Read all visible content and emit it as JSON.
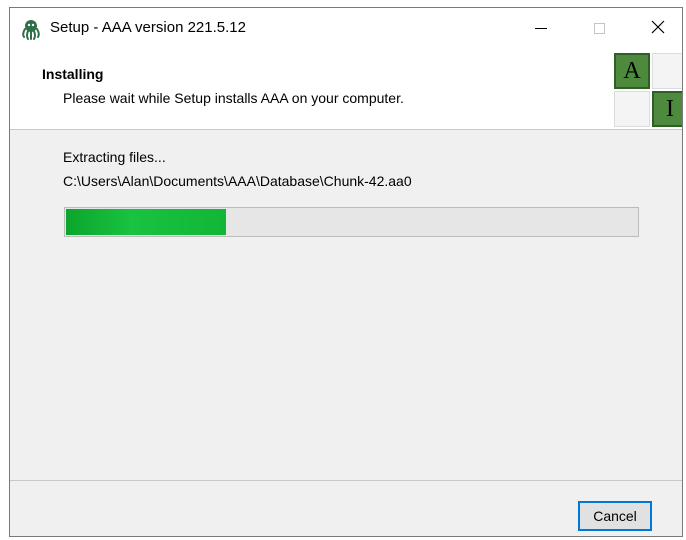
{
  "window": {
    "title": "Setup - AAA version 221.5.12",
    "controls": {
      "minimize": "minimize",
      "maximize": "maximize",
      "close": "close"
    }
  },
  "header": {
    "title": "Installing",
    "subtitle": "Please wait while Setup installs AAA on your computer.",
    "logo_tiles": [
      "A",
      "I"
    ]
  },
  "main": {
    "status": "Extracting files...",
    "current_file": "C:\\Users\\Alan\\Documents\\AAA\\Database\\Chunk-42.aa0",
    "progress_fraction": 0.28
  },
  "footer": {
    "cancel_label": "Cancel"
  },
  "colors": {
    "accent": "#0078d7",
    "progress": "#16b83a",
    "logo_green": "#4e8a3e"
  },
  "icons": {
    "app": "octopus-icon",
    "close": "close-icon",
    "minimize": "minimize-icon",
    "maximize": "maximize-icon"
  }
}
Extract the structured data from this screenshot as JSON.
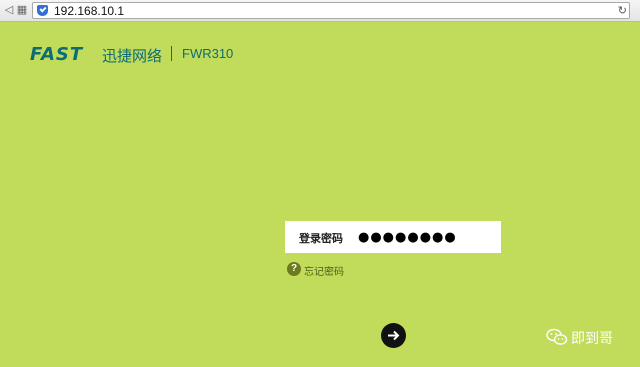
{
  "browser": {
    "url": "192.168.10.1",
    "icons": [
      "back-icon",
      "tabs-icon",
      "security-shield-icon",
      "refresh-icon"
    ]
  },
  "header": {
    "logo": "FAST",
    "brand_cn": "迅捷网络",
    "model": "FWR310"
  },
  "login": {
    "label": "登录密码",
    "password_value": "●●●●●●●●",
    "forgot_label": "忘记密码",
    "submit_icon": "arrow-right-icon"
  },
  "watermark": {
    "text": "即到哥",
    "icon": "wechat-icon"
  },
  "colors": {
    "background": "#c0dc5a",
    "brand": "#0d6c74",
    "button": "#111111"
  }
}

WRITTEN TASK:
Transcribe every entry word for word, but skip the pictures.

EXERCISE RESPONSE:
Read all visible content and emit it as JSON.
{
  "window": {
    "title": "Setup - AAA version 221.5.12",
    "controls": {
      "minimize": "minimize",
      "maximize": "maximize",
      "close": "close"
    }
  },
  "header": {
    "title": "Installing",
    "subtitle": "Please wait while Setup installs AAA on your computer.",
    "logo_tiles": [
      "A",
      "I"
    ]
  },
  "main": {
    "status": "Extracting files...",
    "current_file": "C:\\Users\\Alan\\Documents\\AAA\\Database\\Chunk-42.aa0",
    "progress_fraction": 0.28
  },
  "footer": {
    "cancel_label": "Cancel"
  },
  "colors": {
    "accent": "#0078d7",
    "progress": "#16b83a",
    "logo_green": "#4e8a3e"
  },
  "icons": {
    "app": "octopus-icon",
    "close": "close-icon",
    "minimize": "minimize-icon",
    "maximize": "maximize-icon"
  }
}
Extract the structured data from this screenshot as JSON.
{
  "browser": {
    "url": "192.168.10.1",
    "icons": [
      "back-icon",
      "tabs-icon",
      "security-shield-icon",
      "refresh-icon"
    ]
  },
  "header": {
    "logo": "FAST",
    "brand_cn": "迅捷网络",
    "model": "FWR310"
  },
  "login": {
    "label": "登录密码",
    "password_value": "●●●●●●●●",
    "forgot_label": "忘记密码",
    "submit_icon": "arrow-right-icon"
  },
  "watermark": {
    "text": "即到哥",
    "icon": "wechat-icon"
  },
  "colors": {
    "background": "#c0dc5a",
    "brand": "#0d6c74",
    "button": "#111111"
  }
}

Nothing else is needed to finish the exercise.